## Work instructions
Print all of the data exactly as written.

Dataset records
▼▼▼

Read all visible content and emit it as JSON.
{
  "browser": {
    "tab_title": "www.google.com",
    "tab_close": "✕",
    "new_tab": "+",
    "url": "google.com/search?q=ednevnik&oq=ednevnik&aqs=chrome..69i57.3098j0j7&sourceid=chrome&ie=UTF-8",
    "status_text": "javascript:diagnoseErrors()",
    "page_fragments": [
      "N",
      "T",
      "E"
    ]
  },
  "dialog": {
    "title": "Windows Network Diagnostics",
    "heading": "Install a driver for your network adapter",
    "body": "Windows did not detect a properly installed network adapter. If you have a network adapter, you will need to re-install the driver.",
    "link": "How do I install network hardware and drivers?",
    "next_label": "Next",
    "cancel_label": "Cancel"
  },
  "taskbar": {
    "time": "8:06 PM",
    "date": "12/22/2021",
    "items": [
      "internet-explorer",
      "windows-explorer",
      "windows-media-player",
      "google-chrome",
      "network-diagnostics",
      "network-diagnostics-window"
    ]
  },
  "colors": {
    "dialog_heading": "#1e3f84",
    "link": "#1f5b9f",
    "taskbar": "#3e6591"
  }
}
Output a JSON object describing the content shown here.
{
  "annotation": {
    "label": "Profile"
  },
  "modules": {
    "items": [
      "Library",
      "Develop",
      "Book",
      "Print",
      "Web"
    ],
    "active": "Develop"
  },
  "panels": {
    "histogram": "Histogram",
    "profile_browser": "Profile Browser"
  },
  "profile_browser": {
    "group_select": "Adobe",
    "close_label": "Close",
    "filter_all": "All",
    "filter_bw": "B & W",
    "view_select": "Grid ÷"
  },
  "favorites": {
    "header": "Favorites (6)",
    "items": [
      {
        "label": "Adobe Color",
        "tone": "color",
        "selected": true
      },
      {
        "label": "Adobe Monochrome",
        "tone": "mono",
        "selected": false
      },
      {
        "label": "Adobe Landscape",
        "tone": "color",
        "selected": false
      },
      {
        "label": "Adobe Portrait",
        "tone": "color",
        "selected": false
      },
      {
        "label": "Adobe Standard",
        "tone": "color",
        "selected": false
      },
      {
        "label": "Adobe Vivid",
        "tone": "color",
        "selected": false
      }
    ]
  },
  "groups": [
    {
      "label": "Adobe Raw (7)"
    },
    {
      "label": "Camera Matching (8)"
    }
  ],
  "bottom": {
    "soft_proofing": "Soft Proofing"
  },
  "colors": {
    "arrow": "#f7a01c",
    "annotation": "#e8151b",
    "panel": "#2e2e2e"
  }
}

▲▲▲

## Completed task
Read all visible content and emit it as JSON.
{
  "browser": {
    "tab_title": "www.google.com",
    "tab_close": "✕",
    "new_tab": "+",
    "url": "google.com/search?q=ednevnik&oq=ednevnik&aqs=chrome..69i57.3098j0j7&sourceid=chrome&ie=UTF-8",
    "status_text": "javascript:diagnoseErrors()",
    "page_fragments": [
      "N",
      "T",
      "E"
    ]
  },
  "dialog": {
    "title": "Windows Network Diagnostics",
    "heading": "Install a driver for your network adapter",
    "body": "Windows did not detect a properly installed network adapter. If you have a network adapter, you will need to re-install the driver.",
    "link": "How do I install network hardware and drivers?",
    "next_label": "Next",
    "cancel_label": "Cancel"
  },
  "taskbar": {
    "time": "8:06 PM",
    "date": "12/22/2021",
    "items": [
      "internet-explorer",
      "windows-explorer",
      "windows-media-player",
      "google-chrome",
      "network-diagnostics",
      "network-diagnostics-window"
    ]
  },
  "colors": {
    "dialog_heading": "#1e3f84",
    "link": "#1f5b9f",
    "taskbar": "#3e6591"
  }
}
Output a JSON object describing the content shown here.
{
  "annotation": {
    "label": "Profile"
  },
  "modules": {
    "items": [
      "Library",
      "Develop",
      "Book",
      "Print",
      "Web"
    ],
    "active": "Develop"
  },
  "panels": {
    "histogram": "Histogram",
    "profile_browser": "Profile Browser"
  },
  "profile_browser": {
    "group_select": "Adobe",
    "close_label": "Close",
    "filter_all": "All",
    "filter_bw": "B & W",
    "view_select": "Grid ÷"
  },
  "favorites": {
    "header": "Favorites (6)",
    "items": [
      {
        "label": "Adobe Color",
        "tone": "color",
        "selected": true
      },
      {
        "label": "Adobe Monochrome",
        "tone": "mono",
        "selected": false
      },
      {
        "label": "Adobe Landscape",
        "tone": "color",
        "selected": false
      },
      {
        "label": "Adobe Portrait",
        "tone": "color",
        "selected": false
      },
      {
        "label": "Adobe Standard",
        "tone": "color",
        "selected": false
      },
      {
        "label": "Adobe Vivid",
        "tone": "color",
        "selected": false
      }
    ]
  },
  "groups": [
    {
      "label": "Adobe Raw (7)"
    },
    {
      "label": "Camera Matching (8)"
    }
  ],
  "bottom": {
    "soft_proofing": "Soft Proofing"
  },
  "colors": {
    "arrow": "#f7a01c",
    "annotation": "#e8151b",
    "panel": "#2e2e2e"
  }
}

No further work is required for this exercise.